<<<<

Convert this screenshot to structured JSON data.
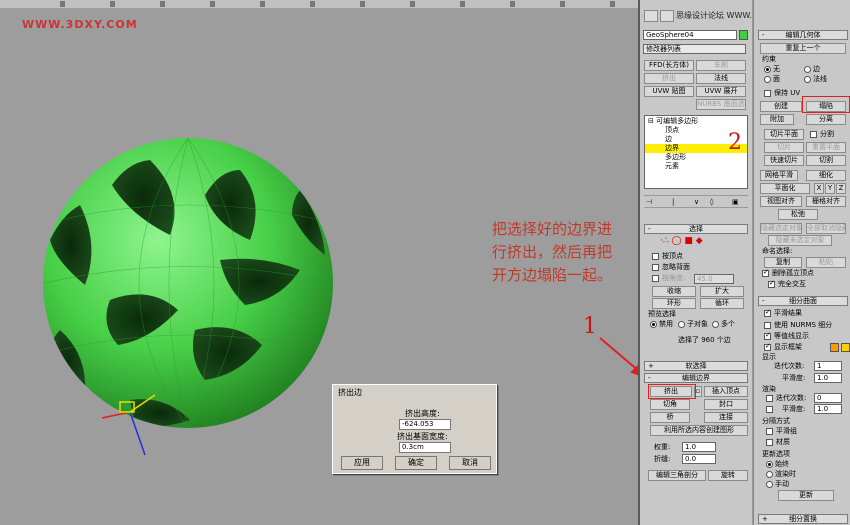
{
  "watermark": "WWW.3DXY.COM",
  "viewport_note": "把选择好的边界进行挤出，然后再把开方边塌陷一起。",
  "annotation_numbers": {
    "one": "1",
    "two": "2"
  },
  "command_panel": {
    "object_name": "GeoSphere04",
    "object_color": "#3fcf3f",
    "modifier_list": "修改器列表",
    "top_right_text": "思缘设计论坛 WWW.MISSYUAN.COM",
    "modifier_buttons": [
      {
        "label": "FFD(长方体)",
        "enabled": true
      },
      {
        "label": "车削",
        "enabled": false
      },
      {
        "label": "挤出",
        "enabled": false
      },
      {
        "label": "法线",
        "enabled": true
      },
      {
        "label": "UVW 贴图",
        "enabled": true
      },
      {
        "label": "UVW 展开",
        "enabled": true
      },
      {
        "label": "NURBS 曲面选择",
        "enabled": false
      }
    ],
    "stack": {
      "root": "可编辑多边形",
      "items": [
        "顶点",
        "边",
        "边界",
        "多边形",
        "元素"
      ],
      "selected": "边界"
    },
    "selection": {
      "title": "选择",
      "by_vertex": "按顶点",
      "ignore_backfacing": "忽略背面",
      "by_angle": "按角度:",
      "angle_value": "45.0",
      "shrink": "收缩",
      "grow": "扩大",
      "ring": "环形",
      "loop": "循环",
      "preview_title": "预览选择",
      "preview_options": [
        "禁用",
        "子对象",
        "多个"
      ],
      "status": "选择了 960 个边"
    },
    "soft_selection": {
      "title": "软选择"
    },
    "edit_borders": {
      "title": "编辑边界",
      "extrude": "挤出",
      "insert_vertex": "插入顶点",
      "chamfer": "切角",
      "cap": "封口",
      "bridge": "桥",
      "connect": "连接",
      "create_shape": "利用所选内容创建图形",
      "weight_label": "权重:",
      "weight_value": "1.0",
      "crease_label": "折缝:",
      "crease_value": "0.0",
      "edit_tri": "编辑三角剖分",
      "turn": "旋转"
    }
  },
  "edit_geometry": {
    "title": "编辑几何体",
    "repeat_last": "重复上一个",
    "constraints_title": "约束",
    "constraints": [
      "无",
      "边",
      "面",
      "法线"
    ],
    "preserve_uv": "保持 UV",
    "create": "创建",
    "collapse": "塌陷",
    "attach": "附加",
    "detach": "分离",
    "slice_plane": "切片平面",
    "split": "分割",
    "slice": "切片",
    "reset_plane": "重置平面",
    "quickslice": "快速切片",
    "cut": "切割",
    "meshsmooth": "网格平滑",
    "tessellate": "细化",
    "make_planar": "平面化",
    "xyz": [
      "X",
      "Y",
      "Z"
    ],
    "view_align": "视图对齐",
    "grid_align": "栅格对齐",
    "relax": "松弛",
    "hide_selected": "隐藏选定对象",
    "unhide_all": "全部取消隐藏",
    "hide_unselected": "隐藏未选定对象",
    "named_sel": "命名选择:",
    "copy": "复制",
    "paste": "粘贴",
    "delete_isolated": "删除孤立顶点",
    "full_interactivity": "完全交互"
  },
  "subdivision_surface": {
    "title": "细分曲面",
    "smooth_result": "平滑结果",
    "use_nurms": "使用 NURMS 细分",
    "isoline": "等值线显示",
    "show_cage": "显示框架",
    "cage_colors": [
      "#ff9900",
      "#ffd000"
    ],
    "display_title": "显示",
    "iterations_label": "迭代次数:",
    "iterations_display": "1",
    "smoothness_label": "平滑度:",
    "smoothness_display": "1.0",
    "render_title": "渲染",
    "render_iterations": "0",
    "render_smoothness": "1.0",
    "separate_title": "分隔方式",
    "smoothing_groups": "平滑组",
    "materials": "材质",
    "update_title": "更新选项",
    "update_options": [
      "始终",
      "渲染时",
      "手动"
    ],
    "update_button": "更新",
    "disp_title": "细分置换"
  },
  "dialog": {
    "title": "挤出边",
    "height_label": "挤出高度:",
    "height_value": "-624.053",
    "base_width_label": "挤出基面宽度:",
    "base_width_value": "0.3cm",
    "apply": "应用",
    "ok": "确定",
    "cancel": "取消"
  },
  "colors": {
    "annotation_red": "#e02020",
    "sphere_green": "#4cd84c",
    "selection_yellow": "#ffee00"
  }
}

>>>>

Exercise goal:
Transcribe the records word for word and include no pictures.

Task answer:
Convert this screenshot to structured JSON data.
{
  "watermark": "WWW.3DXY.COM",
  "viewport_note": "把选择好的边界进行挤出，然后再把开方边塌陷一起。",
  "annotation_numbers": {
    "one": "1",
    "two": "2"
  },
  "command_panel": {
    "object_name": "GeoSphere04",
    "object_color": "#3fcf3f",
    "modifier_list": "修改器列表",
    "top_right_text": "思缘设计论坛 WWW.MISSYUAN.COM",
    "modifier_buttons": [
      {
        "label": "FFD(长方体)",
        "enabled": true
      },
      {
        "label": "车削",
        "enabled": false
      },
      {
        "label": "挤出",
        "enabled": false
      },
      {
        "label": "法线",
        "enabled": true
      },
      {
        "label": "UVW 贴图",
        "enabled": true
      },
      {
        "label": "UVW 展开",
        "enabled": true
      },
      {
        "label": "NURBS 曲面选择",
        "enabled": false
      }
    ],
    "stack": {
      "root": "可编辑多边形",
      "items": [
        "顶点",
        "边",
        "边界",
        "多边形",
        "元素"
      ],
      "selected": "边界"
    },
    "selection": {
      "title": "选择",
      "by_vertex": "按顶点",
      "ignore_backfacing": "忽略背面",
      "by_angle": "按角度:",
      "angle_value": "45.0",
      "shrink": "收缩",
      "grow": "扩大",
      "ring": "环形",
      "loop": "循环",
      "preview_title": "预览选择",
      "preview_options": [
        "禁用",
        "子对象",
        "多个"
      ],
      "status": "选择了 960 个边"
    },
    "soft_selection": {
      "title": "软选择"
    },
    "edit_borders": {
      "title": "编辑边界",
      "extrude": "挤出",
      "insert_vertex": "插入顶点",
      "chamfer": "切角",
      "cap": "封口",
      "bridge": "桥",
      "connect": "连接",
      "create_shape": "利用所选内容创建图形",
      "weight_label": "权重:",
      "weight_value": "1.0",
      "crease_label": "折缝:",
      "crease_value": "0.0",
      "edit_tri": "编辑三角剖分",
      "turn": "旋转"
    }
  },
  "edit_geometry": {
    "title": "编辑几何体",
    "repeat_last": "重复上一个",
    "constraints_title": "约束",
    "constraints": [
      "无",
      "边",
      "面",
      "法线"
    ],
    "preserve_uv": "保持 UV",
    "create": "创建",
    "collapse": "塌陷",
    "attach": "附加",
    "detach": "分离",
    "slice_plane": "切片平面",
    "split": "分割",
    "slice": "切片",
    "reset_plane": "重置平面",
    "quickslice": "快速切片",
    "cut": "切割",
    "meshsmooth": "网格平滑",
    "tessellate": "细化",
    "make_planar": "平面化",
    "xyz": [
      "X",
      "Y",
      "Z"
    ],
    "view_align": "视图对齐",
    "grid_align": "栅格对齐",
    "relax": "松弛",
    "hide_selected": "隐藏选定对象",
    "unhide_all": "全部取消隐藏",
    "hide_unselected": "隐藏未选定对象",
    "named_sel": "命名选择:",
    "copy": "复制",
    "paste": "粘贴",
    "delete_isolated": "删除孤立顶点",
    "full_interactivity": "完全交互"
  },
  "subdivision_surface": {
    "title": "细分曲面",
    "smooth_result": "平滑结果",
    "use_nurms": "使用 NURMS 细分",
    "isoline": "等值线显示",
    "show_cage": "显示框架",
    "cage_colors": [
      "#ff9900",
      "#ffd000"
    ],
    "display_title": "显示",
    "iterations_label": "迭代次数:",
    "iterations_display": "1",
    "smoothness_label": "平滑度:",
    "smoothness_display": "1.0",
    "render_title": "渲染",
    "render_iterations": "0",
    "render_smoothness": "1.0",
    "separate_title": "分隔方式",
    "smoothing_groups": "平滑组",
    "materials": "材质",
    "update_title": "更新选项",
    "update_options": [
      "始终",
      "渲染时",
      "手动"
    ],
    "update_button": "更新",
    "disp_title": "细分置换"
  },
  "dialog": {
    "title": "挤出边",
    "height_label": "挤出高度:",
    "height_value": "-624.053",
    "base_width_label": "挤出基面宽度:",
    "base_width_value": "0.3cm",
    "apply": "应用",
    "ok": "确定",
    "cancel": "取消"
  },
  "colors": {
    "annotation_red": "#e02020",
    "sphere_green": "#4cd84c",
    "selection_yellow": "#ffee00"
  }
}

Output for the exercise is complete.